* [Material]:

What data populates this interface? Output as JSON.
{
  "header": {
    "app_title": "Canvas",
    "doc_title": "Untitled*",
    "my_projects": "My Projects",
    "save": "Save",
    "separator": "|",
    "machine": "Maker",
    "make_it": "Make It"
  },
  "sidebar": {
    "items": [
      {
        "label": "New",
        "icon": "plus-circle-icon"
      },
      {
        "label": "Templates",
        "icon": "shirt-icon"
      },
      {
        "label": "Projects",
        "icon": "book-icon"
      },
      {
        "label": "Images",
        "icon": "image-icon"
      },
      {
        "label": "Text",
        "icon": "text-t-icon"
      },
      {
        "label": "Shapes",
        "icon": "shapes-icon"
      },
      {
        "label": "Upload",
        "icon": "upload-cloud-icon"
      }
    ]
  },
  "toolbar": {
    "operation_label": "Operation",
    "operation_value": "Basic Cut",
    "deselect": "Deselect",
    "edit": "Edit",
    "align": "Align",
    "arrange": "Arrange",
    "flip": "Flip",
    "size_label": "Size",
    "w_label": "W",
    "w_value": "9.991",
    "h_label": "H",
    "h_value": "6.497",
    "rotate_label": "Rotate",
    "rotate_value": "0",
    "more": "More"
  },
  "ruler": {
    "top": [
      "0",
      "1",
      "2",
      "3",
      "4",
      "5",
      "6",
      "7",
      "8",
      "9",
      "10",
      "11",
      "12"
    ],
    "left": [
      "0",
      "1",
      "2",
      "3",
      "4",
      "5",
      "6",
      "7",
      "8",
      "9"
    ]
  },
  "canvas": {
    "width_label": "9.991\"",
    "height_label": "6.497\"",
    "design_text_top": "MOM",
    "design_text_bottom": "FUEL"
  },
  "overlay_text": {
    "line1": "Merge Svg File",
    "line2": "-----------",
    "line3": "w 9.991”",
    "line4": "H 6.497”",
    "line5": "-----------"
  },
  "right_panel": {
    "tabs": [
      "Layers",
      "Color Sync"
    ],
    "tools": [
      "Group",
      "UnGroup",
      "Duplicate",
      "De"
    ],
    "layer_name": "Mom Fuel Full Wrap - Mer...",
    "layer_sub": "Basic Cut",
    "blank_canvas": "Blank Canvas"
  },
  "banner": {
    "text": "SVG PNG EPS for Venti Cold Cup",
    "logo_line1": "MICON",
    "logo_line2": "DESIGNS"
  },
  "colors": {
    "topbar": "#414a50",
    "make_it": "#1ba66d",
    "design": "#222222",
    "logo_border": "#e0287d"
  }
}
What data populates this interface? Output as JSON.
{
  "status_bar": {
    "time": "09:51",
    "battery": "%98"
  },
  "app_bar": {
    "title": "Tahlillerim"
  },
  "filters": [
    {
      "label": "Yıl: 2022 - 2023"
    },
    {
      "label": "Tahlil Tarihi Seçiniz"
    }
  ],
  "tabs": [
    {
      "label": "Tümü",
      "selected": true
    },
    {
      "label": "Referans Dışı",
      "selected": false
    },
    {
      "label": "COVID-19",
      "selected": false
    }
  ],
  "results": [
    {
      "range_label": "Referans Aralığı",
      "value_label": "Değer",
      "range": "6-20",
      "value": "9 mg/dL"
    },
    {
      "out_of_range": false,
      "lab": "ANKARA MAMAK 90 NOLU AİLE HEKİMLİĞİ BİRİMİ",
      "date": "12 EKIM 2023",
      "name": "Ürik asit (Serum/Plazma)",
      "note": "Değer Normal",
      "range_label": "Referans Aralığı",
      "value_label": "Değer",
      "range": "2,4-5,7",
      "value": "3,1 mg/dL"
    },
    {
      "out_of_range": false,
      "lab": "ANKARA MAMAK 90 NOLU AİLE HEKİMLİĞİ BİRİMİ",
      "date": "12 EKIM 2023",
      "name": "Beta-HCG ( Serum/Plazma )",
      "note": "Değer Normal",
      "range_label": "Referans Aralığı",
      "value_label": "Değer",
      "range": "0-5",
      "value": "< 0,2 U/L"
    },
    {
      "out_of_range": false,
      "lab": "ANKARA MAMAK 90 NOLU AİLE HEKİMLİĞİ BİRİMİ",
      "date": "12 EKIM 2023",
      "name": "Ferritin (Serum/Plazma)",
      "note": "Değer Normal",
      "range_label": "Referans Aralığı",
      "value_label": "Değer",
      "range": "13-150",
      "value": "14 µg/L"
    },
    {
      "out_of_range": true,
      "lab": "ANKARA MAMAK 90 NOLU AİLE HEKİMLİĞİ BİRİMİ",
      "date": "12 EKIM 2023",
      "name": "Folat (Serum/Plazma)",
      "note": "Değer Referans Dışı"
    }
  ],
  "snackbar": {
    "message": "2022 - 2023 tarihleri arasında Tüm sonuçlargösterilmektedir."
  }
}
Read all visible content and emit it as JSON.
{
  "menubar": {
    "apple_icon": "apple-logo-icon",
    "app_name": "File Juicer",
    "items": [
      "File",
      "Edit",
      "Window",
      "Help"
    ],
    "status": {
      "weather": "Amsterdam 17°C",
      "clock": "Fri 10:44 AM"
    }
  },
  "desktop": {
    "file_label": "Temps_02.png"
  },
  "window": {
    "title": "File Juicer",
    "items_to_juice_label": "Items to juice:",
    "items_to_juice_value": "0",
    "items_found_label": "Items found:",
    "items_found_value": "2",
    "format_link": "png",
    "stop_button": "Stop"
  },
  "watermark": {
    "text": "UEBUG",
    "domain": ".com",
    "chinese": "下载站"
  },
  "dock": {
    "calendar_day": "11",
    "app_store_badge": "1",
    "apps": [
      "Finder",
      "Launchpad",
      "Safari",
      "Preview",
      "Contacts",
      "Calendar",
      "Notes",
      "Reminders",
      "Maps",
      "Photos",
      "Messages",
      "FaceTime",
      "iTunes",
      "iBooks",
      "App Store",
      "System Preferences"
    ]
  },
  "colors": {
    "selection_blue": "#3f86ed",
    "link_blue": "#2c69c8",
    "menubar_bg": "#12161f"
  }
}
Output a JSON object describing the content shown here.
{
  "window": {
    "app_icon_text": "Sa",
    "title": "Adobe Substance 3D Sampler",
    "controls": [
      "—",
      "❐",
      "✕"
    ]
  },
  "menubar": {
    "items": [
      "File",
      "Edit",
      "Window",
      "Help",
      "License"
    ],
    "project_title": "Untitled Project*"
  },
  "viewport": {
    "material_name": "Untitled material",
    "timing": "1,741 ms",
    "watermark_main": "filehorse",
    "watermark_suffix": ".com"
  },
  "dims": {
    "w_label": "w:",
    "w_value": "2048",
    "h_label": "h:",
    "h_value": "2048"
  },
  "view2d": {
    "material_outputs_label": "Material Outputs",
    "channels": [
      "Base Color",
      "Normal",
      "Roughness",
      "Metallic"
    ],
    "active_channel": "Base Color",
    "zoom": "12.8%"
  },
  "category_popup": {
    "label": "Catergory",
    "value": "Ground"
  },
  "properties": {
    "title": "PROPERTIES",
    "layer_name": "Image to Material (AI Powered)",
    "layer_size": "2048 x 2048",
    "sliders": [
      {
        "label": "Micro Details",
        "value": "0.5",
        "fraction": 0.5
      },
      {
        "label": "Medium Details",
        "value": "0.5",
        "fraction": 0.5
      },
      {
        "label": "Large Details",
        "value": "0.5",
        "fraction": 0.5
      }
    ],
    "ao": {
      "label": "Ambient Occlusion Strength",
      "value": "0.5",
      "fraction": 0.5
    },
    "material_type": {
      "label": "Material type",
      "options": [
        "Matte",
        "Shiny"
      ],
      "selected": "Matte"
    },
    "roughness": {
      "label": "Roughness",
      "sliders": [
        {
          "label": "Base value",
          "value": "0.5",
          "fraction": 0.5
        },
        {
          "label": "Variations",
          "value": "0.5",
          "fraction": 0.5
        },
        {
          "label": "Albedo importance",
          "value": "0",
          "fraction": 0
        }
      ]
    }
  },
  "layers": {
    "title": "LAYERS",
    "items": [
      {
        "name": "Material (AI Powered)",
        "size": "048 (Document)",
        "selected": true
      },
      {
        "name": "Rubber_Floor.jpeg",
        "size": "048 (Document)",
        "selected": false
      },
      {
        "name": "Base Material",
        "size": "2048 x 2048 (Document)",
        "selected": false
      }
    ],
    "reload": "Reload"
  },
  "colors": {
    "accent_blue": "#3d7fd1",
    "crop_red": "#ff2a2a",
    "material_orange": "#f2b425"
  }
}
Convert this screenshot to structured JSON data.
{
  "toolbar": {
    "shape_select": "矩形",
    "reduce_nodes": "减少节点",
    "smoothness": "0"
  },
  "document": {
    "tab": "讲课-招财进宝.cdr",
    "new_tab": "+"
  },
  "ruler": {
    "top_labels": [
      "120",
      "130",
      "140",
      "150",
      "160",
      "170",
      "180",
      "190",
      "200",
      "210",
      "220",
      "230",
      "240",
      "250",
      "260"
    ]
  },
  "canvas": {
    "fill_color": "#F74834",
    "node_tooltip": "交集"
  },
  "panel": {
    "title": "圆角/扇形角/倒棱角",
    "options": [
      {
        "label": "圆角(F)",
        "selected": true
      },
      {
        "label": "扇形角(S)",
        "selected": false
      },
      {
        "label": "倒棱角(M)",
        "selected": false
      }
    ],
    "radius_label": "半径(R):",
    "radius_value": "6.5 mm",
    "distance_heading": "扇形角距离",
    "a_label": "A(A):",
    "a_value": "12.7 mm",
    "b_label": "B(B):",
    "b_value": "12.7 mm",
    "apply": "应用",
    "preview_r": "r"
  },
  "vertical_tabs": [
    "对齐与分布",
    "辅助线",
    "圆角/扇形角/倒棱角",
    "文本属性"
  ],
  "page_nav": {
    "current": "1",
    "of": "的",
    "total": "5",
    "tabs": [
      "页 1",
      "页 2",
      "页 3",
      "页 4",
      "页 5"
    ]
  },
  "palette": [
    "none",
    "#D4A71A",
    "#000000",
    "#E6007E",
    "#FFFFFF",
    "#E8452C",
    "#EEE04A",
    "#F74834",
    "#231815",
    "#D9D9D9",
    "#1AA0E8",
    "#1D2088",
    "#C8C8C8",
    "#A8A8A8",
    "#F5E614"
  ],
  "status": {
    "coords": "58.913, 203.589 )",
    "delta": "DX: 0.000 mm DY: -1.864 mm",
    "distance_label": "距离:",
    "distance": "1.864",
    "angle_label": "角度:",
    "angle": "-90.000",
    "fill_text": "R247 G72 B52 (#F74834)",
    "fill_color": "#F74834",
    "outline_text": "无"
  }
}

* [Instructions to follow]: Search the entries for the word "Juicer" and pick out every line that holds it.

* [Answer for the task]:
    "app_name": "File Juicer",
    "title": "File Juicer",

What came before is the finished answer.